GIVEN INSTRUCTION A: Transcribe the passage of the post on union normal form starting at "Let R(u,w), S(u), Q(w), T(V), P(u,v), then" and ending at "is (infinitely) long.".

Date: Sat, 23 Jun 2007 15:11:42 -0700

On Jun 23, 6:53 am, Jan Hidders <hidd..._at_gmail.com> wrote:
> Btw. let me give a rough sketch of what my plan of attack is going to
> be. It takes very big steps and ignores important technical issues,
> but it should give you an idea of what my ideas are. The proof is
> going to proceed in several stages with several normal forms. The
> syntax I'll start from is:
>
> E ::= R | E /\ E | E \/ E | 11 | [H] | 'x=y'
>
> I allow H to be empty, so I omitted 00 = [], 01 = 11 \/ [] and 10 =
> 11 /\ []
>
> The first stage will be a normalization to a "union normal form" that
> I already talked about. This normal form means that the expression is
> in a form r_1 \/ ... \/ r_n with the r_i such that the contain no \/
> except in the form s \/ [H]. I will refer to these r_i's as the
> disjuncts.

Let see if I can follow this. Say we have an expression from my other post:

(`x=y`) \/ R \/ ( ((R /\ `y=z`) \/ [x,z]) /\ ((R /\ `x=z`) \/ [z,y]) )

It is in union normal form, right? And

( (`x=z`) \/ ( (R /\ `y=z`) \/ [x,z] ) /\ ( (`z=y`) \/ ( (R /\ `x=z`) \/ [z,y]) )

is not?

> Conjecture: we have enough rewrite rules to achieve this normal form.

While the above example can be worked out to demonstrate that both expressions are equivalent, it fairly easy to cook up the example which can't be reduced to union normal form:

Let R(u,w), S(u), Q(w), T(V), P(u,v), then we can't apply distributivity to simplify

( (R /\ (S \/ Q)) \/ T ) /\ P

> Some of the disjuncts will be conjunctive queries (CQ) and some will
> not. There are three reasons why some are not in CQ: (1) the result
> may be always empty, (2) the result is (infinitely) wide and (3) the
> result is (infinitely) long.

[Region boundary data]
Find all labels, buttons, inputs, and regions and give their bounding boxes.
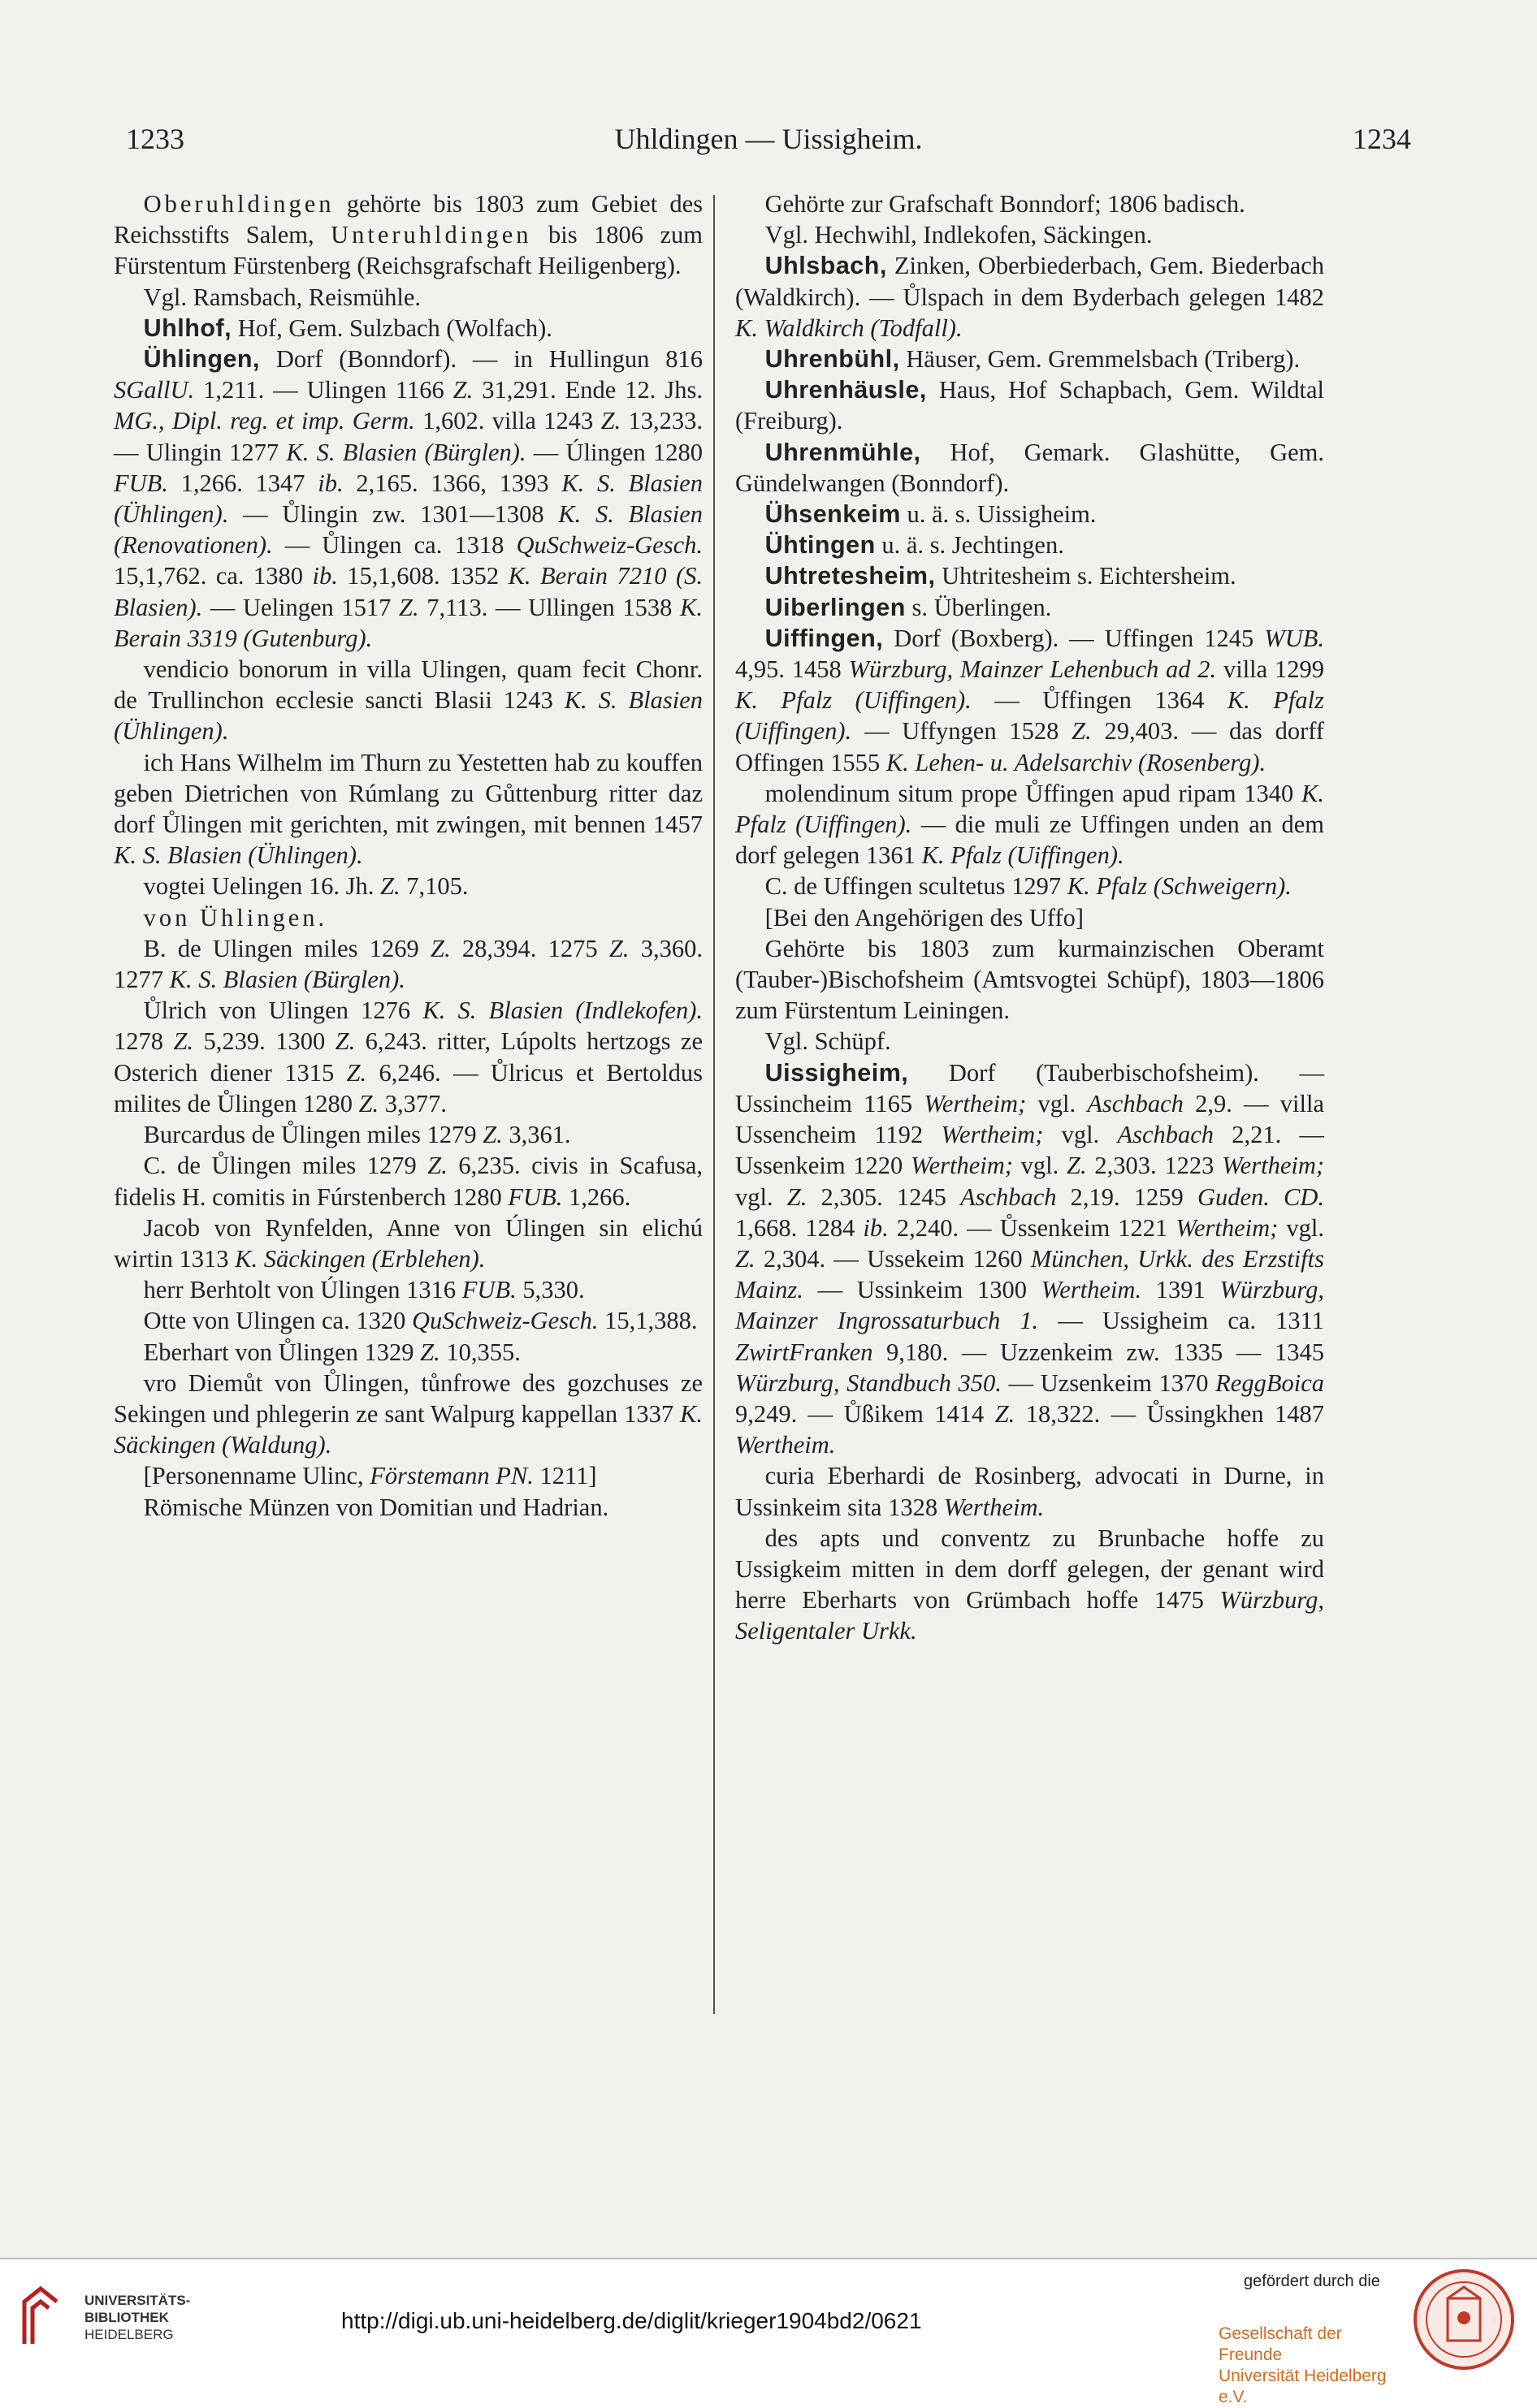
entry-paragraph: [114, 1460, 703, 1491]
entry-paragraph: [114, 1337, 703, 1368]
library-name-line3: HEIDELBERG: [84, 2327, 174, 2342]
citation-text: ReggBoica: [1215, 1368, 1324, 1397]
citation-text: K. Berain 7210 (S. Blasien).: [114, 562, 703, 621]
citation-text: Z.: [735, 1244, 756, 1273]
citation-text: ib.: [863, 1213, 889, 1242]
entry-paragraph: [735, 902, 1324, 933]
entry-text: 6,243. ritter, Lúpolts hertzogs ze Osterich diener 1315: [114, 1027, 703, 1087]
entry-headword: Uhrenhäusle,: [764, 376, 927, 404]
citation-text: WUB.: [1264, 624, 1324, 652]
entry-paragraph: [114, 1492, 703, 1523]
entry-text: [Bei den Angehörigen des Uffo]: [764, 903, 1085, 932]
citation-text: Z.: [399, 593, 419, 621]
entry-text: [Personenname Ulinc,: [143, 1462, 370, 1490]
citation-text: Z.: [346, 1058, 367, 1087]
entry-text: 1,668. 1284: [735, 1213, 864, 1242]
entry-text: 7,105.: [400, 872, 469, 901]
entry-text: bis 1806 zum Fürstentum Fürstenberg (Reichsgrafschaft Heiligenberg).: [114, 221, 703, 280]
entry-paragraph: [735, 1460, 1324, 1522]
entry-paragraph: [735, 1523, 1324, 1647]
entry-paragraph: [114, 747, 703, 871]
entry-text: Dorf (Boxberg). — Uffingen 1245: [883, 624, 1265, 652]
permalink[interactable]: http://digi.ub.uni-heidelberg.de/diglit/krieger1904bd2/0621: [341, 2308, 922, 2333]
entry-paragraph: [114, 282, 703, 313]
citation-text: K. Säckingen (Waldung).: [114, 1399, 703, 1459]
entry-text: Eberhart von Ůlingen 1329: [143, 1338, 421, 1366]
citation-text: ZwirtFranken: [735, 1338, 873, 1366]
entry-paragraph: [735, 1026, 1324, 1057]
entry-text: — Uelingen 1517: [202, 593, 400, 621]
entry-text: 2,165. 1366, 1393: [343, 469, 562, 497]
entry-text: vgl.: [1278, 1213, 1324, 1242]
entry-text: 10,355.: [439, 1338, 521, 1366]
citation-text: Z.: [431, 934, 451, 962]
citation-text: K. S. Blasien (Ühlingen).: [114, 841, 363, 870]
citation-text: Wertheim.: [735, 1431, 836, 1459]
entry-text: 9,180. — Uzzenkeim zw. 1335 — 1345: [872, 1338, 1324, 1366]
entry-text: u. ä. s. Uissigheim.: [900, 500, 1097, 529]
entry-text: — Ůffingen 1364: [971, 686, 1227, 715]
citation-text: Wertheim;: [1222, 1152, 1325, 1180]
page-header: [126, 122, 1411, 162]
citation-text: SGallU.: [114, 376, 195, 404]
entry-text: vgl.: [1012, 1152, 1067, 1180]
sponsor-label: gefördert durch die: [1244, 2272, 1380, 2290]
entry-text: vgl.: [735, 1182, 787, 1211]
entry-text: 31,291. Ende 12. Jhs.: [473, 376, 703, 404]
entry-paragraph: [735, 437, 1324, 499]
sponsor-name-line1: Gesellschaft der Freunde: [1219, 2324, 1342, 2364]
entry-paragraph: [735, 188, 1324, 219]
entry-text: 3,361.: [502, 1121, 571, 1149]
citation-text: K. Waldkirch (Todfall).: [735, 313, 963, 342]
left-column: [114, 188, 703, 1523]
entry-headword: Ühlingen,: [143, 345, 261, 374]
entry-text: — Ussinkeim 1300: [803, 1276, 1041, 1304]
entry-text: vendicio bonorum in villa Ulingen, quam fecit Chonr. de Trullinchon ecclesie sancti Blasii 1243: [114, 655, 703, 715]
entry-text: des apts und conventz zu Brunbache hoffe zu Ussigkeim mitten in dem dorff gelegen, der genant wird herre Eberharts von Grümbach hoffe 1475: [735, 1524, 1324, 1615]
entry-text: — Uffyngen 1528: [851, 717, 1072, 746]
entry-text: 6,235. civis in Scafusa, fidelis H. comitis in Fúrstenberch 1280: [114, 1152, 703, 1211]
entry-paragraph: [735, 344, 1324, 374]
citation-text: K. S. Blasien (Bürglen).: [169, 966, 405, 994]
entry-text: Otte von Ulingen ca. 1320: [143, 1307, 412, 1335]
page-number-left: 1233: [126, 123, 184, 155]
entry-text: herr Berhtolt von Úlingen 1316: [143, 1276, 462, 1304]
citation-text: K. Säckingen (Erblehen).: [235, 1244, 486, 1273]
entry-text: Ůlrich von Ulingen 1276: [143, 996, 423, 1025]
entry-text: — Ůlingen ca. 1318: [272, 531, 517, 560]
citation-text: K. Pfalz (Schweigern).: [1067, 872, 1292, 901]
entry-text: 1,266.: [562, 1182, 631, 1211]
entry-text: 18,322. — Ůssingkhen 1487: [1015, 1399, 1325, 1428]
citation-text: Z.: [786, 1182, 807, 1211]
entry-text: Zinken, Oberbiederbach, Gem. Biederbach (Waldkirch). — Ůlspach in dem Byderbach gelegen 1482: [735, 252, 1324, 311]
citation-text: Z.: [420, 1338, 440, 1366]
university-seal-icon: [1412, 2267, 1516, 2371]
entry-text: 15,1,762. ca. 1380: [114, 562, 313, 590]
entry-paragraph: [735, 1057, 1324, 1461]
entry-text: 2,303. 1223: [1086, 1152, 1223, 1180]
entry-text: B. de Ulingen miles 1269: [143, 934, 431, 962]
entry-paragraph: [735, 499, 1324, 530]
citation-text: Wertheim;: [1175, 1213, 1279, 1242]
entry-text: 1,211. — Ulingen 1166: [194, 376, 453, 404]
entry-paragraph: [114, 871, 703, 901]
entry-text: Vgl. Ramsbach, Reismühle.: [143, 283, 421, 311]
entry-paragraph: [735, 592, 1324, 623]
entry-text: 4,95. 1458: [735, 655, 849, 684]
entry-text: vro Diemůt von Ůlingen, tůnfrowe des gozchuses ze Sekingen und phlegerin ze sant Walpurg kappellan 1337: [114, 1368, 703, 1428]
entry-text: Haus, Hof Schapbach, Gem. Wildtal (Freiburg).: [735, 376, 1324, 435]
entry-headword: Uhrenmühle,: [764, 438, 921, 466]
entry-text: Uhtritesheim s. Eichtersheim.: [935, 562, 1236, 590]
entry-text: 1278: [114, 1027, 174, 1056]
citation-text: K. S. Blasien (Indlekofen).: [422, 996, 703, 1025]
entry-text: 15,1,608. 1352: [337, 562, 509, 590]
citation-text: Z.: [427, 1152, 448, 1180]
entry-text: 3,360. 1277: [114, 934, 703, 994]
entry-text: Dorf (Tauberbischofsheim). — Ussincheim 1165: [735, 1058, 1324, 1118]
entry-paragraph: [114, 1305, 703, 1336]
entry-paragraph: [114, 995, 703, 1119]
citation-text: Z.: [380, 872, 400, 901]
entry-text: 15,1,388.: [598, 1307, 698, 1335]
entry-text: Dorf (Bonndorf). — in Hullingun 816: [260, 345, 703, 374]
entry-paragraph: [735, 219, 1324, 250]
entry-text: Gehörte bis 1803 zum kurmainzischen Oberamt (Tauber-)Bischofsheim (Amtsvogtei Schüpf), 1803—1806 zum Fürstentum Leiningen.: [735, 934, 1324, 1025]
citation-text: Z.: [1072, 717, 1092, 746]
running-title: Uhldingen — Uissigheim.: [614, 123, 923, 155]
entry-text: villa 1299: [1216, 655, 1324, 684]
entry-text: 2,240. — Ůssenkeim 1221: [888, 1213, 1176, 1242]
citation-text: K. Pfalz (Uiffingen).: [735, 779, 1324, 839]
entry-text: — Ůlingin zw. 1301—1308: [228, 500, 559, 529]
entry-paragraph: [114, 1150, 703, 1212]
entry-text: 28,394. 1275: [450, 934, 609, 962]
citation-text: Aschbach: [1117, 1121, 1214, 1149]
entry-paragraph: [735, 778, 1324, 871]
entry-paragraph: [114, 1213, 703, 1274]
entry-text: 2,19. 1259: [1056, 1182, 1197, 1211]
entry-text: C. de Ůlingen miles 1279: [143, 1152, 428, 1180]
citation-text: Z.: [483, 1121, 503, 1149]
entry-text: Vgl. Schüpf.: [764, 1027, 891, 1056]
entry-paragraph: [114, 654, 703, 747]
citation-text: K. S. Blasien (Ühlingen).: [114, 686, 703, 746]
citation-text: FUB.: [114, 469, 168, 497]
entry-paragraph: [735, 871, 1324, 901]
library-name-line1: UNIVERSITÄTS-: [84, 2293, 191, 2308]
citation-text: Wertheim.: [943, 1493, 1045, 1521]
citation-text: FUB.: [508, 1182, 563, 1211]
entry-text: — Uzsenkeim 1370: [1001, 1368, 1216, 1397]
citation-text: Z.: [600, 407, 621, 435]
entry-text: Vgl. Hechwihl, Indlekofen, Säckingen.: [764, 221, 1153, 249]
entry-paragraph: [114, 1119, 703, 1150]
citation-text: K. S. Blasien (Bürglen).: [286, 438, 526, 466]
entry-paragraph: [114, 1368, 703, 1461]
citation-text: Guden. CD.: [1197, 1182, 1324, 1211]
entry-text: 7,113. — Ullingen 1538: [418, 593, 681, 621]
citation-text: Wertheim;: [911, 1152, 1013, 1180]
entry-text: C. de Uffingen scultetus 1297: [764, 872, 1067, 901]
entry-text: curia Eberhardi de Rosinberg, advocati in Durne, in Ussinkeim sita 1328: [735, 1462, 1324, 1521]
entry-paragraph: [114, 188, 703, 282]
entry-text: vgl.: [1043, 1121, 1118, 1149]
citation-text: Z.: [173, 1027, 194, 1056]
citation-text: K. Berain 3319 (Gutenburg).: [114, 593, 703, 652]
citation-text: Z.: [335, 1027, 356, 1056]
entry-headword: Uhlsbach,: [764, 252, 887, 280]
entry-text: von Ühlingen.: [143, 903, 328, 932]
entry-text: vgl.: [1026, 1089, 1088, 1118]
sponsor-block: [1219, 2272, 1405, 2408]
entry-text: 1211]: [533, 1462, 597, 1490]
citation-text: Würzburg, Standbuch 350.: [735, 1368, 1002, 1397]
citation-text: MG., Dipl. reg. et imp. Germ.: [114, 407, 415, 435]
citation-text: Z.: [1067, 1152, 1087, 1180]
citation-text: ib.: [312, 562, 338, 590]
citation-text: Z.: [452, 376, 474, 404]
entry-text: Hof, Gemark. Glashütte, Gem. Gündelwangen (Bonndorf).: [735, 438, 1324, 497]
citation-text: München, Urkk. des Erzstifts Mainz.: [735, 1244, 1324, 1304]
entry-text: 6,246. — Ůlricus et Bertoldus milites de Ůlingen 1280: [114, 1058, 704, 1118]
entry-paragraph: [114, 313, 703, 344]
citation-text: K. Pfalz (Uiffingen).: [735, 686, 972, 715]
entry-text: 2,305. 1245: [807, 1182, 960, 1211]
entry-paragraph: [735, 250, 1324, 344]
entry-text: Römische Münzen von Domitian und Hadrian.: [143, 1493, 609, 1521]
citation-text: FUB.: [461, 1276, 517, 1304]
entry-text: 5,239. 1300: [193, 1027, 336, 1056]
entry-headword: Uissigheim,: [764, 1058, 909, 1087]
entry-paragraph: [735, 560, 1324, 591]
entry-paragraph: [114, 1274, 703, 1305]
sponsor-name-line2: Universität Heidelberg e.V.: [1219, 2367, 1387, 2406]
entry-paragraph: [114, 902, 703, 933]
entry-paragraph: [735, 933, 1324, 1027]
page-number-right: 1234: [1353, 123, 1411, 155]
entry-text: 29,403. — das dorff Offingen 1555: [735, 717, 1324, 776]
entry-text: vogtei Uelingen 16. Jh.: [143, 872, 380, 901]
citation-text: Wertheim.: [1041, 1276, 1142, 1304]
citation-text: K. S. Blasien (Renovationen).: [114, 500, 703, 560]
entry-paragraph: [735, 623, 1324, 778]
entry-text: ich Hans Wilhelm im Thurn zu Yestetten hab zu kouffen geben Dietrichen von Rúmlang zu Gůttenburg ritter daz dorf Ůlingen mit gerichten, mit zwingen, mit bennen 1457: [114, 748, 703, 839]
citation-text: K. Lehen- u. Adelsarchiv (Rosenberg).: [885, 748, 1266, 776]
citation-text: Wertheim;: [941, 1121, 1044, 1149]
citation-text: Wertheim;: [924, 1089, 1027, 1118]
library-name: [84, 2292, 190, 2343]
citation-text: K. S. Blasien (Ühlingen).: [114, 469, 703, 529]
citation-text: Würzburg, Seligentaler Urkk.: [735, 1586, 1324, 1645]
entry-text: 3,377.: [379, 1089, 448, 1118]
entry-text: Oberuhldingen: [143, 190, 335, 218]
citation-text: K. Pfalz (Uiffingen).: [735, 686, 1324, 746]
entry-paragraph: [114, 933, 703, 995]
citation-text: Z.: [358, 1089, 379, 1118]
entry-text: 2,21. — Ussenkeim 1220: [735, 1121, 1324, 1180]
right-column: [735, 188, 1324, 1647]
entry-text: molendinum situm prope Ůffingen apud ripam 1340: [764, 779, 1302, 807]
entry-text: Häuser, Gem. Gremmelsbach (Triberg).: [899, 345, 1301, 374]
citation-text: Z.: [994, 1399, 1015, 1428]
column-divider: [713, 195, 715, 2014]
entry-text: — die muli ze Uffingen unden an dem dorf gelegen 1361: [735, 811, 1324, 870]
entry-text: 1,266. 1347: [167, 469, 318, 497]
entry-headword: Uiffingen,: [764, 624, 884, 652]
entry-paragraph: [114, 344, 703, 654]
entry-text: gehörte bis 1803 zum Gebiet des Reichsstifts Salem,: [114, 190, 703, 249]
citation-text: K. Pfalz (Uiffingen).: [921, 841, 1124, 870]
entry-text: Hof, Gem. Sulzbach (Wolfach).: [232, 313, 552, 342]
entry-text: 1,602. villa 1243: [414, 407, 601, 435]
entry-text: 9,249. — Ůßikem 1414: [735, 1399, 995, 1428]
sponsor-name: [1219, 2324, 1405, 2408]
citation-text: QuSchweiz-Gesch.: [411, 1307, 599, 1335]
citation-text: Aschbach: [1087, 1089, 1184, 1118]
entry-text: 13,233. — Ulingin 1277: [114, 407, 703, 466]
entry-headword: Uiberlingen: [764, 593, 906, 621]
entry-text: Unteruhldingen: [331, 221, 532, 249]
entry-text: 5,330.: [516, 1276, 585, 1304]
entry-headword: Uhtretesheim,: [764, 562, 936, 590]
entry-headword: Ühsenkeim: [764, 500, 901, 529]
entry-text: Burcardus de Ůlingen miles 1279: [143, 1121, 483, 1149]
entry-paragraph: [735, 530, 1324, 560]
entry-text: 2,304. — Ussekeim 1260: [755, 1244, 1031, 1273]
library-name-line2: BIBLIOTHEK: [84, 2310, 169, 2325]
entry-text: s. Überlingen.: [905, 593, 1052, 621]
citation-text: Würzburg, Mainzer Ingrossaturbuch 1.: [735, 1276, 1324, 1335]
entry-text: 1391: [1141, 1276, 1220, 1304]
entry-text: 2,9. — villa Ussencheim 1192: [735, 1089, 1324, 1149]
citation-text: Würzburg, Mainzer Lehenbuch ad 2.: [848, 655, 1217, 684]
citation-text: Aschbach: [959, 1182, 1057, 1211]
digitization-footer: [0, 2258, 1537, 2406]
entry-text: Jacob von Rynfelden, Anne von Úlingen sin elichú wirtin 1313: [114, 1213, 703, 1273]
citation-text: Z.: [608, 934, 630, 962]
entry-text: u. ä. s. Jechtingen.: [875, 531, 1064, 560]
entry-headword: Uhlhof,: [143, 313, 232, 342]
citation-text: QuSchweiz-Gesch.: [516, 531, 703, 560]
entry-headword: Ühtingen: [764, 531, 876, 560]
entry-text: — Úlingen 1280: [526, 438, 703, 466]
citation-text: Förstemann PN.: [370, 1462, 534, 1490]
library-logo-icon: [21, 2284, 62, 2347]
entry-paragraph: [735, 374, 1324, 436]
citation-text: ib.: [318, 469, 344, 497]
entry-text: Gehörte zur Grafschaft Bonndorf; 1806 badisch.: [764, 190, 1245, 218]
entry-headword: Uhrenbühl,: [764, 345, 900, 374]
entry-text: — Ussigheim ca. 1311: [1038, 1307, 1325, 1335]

GIVEN INSTRUCTION B: Restate word for word the lines in the rows starting at the line that contains "entry-paragraph: [114, 1460, 703, 1491]" and ending at the line that contains "entry-text: 6,243. ritter, Lúpolts", both included.

RESULT A:
Let R(u,w), S(u), Q(w), T(V), P(u,v), then we can't apply distributivity to simplify

( (R /\ (S \/ Q)) \/ T ) /\ P

> Some of the disjuncts will be conjunctive queries (CQ) and some will
> not. There are three reasons why some are not in CQ: (1) the result
> may be always empty, (2) the result is (infinitely) wide and (3) the
> result is (infinitely) long.

RESULT B:
entry-paragraph: [114, 1460, 703, 1491]
entry-paragraph: [114, 1337, 703, 1368]
library-name-line3: HEIDELBERG: [84, 2327, 174, 2342]
citation-text: ReggBoica: [1215, 1368, 1324, 1397]
citation-text: K. Berain 7210 (S. Blasien).: [114, 562, 703, 621]
citation-text: Z.: [735, 1244, 756, 1273]
citation-text: ib.: [863, 1213, 889, 1242]
entry-paragraph: [735, 902, 1324, 933]
entry-text: 6,243. ritter, Lúpolts hertzogs ze Osterich diener 1315: [114, 1027, 703, 1087]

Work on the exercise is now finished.